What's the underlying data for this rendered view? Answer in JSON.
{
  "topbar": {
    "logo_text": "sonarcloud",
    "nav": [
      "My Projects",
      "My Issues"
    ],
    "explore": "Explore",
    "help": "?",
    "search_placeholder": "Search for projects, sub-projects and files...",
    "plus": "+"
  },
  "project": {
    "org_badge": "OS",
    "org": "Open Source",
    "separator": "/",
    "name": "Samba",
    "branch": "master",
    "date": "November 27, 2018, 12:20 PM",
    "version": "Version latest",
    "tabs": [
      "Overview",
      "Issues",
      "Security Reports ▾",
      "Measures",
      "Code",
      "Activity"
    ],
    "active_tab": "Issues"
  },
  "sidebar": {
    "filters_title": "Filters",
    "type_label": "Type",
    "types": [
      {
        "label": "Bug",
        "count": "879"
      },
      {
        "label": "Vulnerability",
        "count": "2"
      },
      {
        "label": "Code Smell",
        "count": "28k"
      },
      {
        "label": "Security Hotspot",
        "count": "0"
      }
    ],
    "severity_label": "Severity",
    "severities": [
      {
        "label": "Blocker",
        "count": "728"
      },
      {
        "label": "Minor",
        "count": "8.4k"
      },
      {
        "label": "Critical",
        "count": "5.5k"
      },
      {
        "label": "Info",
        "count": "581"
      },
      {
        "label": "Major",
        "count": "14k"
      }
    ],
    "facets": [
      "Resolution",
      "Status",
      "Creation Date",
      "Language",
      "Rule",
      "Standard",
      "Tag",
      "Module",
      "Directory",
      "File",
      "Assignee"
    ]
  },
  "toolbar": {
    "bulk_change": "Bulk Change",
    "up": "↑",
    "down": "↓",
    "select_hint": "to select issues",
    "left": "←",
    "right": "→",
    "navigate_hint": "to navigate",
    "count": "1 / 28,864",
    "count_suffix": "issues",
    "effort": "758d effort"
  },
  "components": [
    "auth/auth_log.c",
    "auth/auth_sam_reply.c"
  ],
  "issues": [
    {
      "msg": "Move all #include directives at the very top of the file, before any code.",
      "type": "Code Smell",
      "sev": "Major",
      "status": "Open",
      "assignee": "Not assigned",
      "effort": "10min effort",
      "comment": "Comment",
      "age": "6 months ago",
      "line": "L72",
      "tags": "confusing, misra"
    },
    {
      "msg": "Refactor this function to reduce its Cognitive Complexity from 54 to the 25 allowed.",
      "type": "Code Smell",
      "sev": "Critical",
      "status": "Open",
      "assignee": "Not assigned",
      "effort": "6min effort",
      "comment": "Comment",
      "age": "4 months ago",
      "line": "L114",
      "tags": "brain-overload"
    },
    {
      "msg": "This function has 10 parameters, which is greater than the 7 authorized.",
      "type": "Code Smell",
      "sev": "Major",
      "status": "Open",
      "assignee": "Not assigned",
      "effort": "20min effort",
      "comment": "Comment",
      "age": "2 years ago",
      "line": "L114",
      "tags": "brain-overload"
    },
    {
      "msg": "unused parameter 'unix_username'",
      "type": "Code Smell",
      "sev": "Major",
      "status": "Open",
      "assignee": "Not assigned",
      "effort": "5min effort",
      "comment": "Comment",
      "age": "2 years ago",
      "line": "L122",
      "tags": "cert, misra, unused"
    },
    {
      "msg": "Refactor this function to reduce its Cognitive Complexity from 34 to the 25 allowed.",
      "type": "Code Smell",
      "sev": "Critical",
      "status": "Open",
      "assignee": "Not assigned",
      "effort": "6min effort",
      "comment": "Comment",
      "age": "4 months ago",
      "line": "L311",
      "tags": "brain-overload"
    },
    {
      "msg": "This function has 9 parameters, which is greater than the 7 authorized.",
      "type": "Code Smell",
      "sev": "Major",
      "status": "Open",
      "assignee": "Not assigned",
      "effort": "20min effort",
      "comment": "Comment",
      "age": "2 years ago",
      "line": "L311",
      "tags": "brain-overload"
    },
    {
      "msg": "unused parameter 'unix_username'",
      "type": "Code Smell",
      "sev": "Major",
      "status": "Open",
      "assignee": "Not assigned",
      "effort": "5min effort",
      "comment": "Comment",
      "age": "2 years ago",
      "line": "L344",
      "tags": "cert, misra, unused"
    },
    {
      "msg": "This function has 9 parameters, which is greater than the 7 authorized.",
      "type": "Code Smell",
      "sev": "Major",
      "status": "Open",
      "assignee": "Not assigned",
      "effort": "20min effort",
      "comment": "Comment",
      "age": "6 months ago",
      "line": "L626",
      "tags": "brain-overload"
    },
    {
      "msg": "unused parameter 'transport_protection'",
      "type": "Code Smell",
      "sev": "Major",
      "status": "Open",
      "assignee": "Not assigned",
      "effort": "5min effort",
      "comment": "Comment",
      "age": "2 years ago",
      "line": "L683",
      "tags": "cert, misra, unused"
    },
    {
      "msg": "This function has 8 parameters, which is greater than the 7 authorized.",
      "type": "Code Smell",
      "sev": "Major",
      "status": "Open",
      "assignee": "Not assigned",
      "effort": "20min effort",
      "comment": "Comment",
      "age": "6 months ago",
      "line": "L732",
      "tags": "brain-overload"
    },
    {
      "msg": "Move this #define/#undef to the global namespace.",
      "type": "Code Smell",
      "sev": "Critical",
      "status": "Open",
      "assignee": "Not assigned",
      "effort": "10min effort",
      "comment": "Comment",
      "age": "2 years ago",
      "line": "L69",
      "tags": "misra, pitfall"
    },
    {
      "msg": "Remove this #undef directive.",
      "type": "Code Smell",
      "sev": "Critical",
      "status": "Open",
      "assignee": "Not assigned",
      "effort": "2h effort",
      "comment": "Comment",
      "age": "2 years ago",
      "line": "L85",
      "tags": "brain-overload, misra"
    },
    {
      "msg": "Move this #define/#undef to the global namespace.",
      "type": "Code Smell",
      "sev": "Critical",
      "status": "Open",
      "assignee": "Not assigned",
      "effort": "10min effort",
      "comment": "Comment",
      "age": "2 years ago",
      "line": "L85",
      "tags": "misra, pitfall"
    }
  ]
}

• The exercise
Set down the listing above in full, please, exactly as it appears.

• Answer to this task
What's the underlying data for this rendered view? Answer in JSON.
{
  "topbar": {
    "logo_text": "sonarcloud",
    "nav": [
      "My Projects",
      "My Issues"
    ],
    "explore": "Explore",
    "help": "?",
    "search_placeholder": "Search for projects, sub-projects and files...",
    "plus": "+"
  },
  "project": {
    "org_badge": "OS",
    "org": "Open Source",
    "separator": "/",
    "name": "Samba",
    "branch": "master",
    "date": "November 27, 2018, 12:20 PM",
    "version": "Version latest",
    "tabs": [
      "Overview",
      "Issues",
      "Security Reports ▾",
      "Measures",
      "Code",
      "Activity"
    ],
    "active_tab": "Issues"
  },
  "sidebar": {
    "filters_title": "Filters",
    "type_label": "Type",
    "types": [
      {
        "label": "Bug",
        "count": "879"
      },
      {
        "label": "Vulnerability",
        "count": "2"
      },
      {
        "label": "Code Smell",
        "count": "28k"
      },
      {
        "label": "Security Hotspot",
        "count": "0"
      }
    ],
    "severity_label": "Severity",
    "severities": [
      {
        "label": "Blocker",
        "count": "728"
      },
      {
        "label": "Minor",
        "count": "8.4k"
      },
      {
        "label": "Critical",
        "count": "5.5k"
      },
      {
        "label": "Info",
        "count": "581"
      },
      {
        "label": "Major",
        "count": "14k"
      }
    ],
    "facets": [
      "Resolution",
      "Status",
      "Creation Date",
      "Language",
      "Rule",
      "Standard",
      "Tag",
      "Module",
      "Directory",
      "File",
      "Assignee"
    ]
  },
  "toolbar": {
    "bulk_change": "Bulk Change",
    "up": "↑",
    "down": "↓",
    "select_hint": "to select issues",
    "left": "←",
    "right": "→",
    "navigate_hint": "to navigate",
    "count": "1 / 28,864",
    "count_suffix": "issues",
    "effort": "758d effort"
  },
  "components": [
    "auth/auth_log.c",
    "auth/auth_sam_reply.c"
  ],
  "issues": [
    {
      "msg": "Move all #include directives at the very top of the file, before any code.",
      "type": "Code Smell",
      "sev": "Major",
      "status": "Open",
      "assignee": "Not assigned",
      "effort": "10min effort",
      "comment": "Comment",
      "age": "6 months ago",
      "line": "L72",
      "tags": "confusing, misra"
    },
    {
      "msg": "Refactor this function to reduce its Cognitive Complexity from 54 to the 25 allowed.",
      "type": "Code Smell",
      "sev": "Critical",
      "status": "Open",
      "assignee": "Not assigned",
      "effort": "6min effort",
      "comment": "Comment",
      "age": "4 months ago",
      "line": "L114",
      "tags": "brain-overload"
    },
    {
      "msg": "This function has 10 parameters, which is greater than the 7 authorized.",
      "type": "Code Smell",
      "sev": "Major",
      "status": "Open",
      "assignee": "Not assigned",
      "effort": "20min effort",
      "comment": "Comment",
      "age": "2 years ago",
      "line": "L114",
      "tags": "brain-overload"
    },
    {
      "msg": "unused parameter 'unix_username'",
      "type": "Code Smell",
      "sev": "Major",
      "status": "Open",
      "assignee": "Not assigned",
      "effort": "5min effort",
      "comment": "Comment",
      "age": "2 years ago",
      "line": "L122",
      "tags": "cert, misra, unused"
    },
    {
      "msg": "Refactor this function to reduce its Cognitive Complexity from 34 to the 25 allowed.",
      "type": "Code Smell",
      "sev": "Critical",
      "status": "Open",
      "assignee": "Not assigned",
      "effort": "6min effort",
      "comment": "Comment",
      "age": "4 months ago",
      "line": "L311",
      "tags": "brain-overload"
    },
    {
      "msg": "This function has 9 parameters, which is greater than the 7 authorized.",
      "type": "Code Smell",
      "sev": "Major",
      "status": "Open",
      "assignee": "Not assigned",
      "effort": "20min effort",
      "comment": "Comment",
      "age": "2 years ago",
      "line": "L311",
      "tags": "brain-overload"
    },
    {
      "msg": "unused parameter 'unix_username'",
      "type": "Code Smell",
      "sev": "Major",
      "status": "Open",
      "assignee": "Not assigned",
      "effort": "5min effort",
      "comment": "Comment",
      "age": "2 years ago",
      "line": "L344",
      "tags": "cert, misra, unused"
    },
    {
      "msg": "This function has 9 parameters, which is greater than the 7 authorized.",
      "type": "Code Smell",
      "sev": "Major",
      "status": "Open",
      "assignee": "Not assigned",
      "effort": "20min effort",
      "comment": "Comment",
      "age": "6 months ago",
      "line": "L626",
      "tags": "brain-overload"
    },
    {
      "msg": "unused parameter 'transport_protection'",
      "type": "Code Smell",
      "sev": "Major",
      "status": "Open",
      "assignee": "Not assigned",
      "effort": "5min effort",
      "comment": "Comment",
      "age": "2 years ago",
      "line": "L683",
      "tags": "cert, misra, unused"
    },
    {
      "msg": "This function has 8 parameters, which is greater than the 7 authorized.",
      "type": "Code Smell",
      "sev": "Major",
      "status": "Open",
      "assignee": "Not assigned",
      "effort": "20min effort",
      "comment": "Comment",
      "age": "6 months ago",
      "line": "L732",
      "tags": "brain-overload"
    },
    {
      "msg": "Move this #define/#undef to the global namespace.",
      "type": "Code Smell",
      "sev": "Critical",
      "status": "Open",
      "assignee": "Not assigned",
      "effort": "10min effort",
      "comment": "Comment",
      "age": "2 years ago",
      "line": "L69",
      "tags": "misra, pitfall"
    },
    {
      "msg": "Remove this #undef directive.",
      "type": "Code Smell",
      "sev": "Critical",
      "status": "Open",
      "assignee": "Not assigned",
      "effort": "2h effort",
      "comment": "Comment",
      "age": "2 years ago",
      "line": "L85",
      "tags": "brain-overload, misra"
    },
    {
      "msg": "Move this #define/#undef to the global namespace.",
      "type": "Code Smell",
      "sev": "Critical",
      "status": "Open",
      "assignee": "Not assigned",
      "effort": "10min effort",
      "comment": "Comment",
      "age": "2 years ago",
      "line": "L85",
      "tags": "misra, pitfall"
    }
  ]
}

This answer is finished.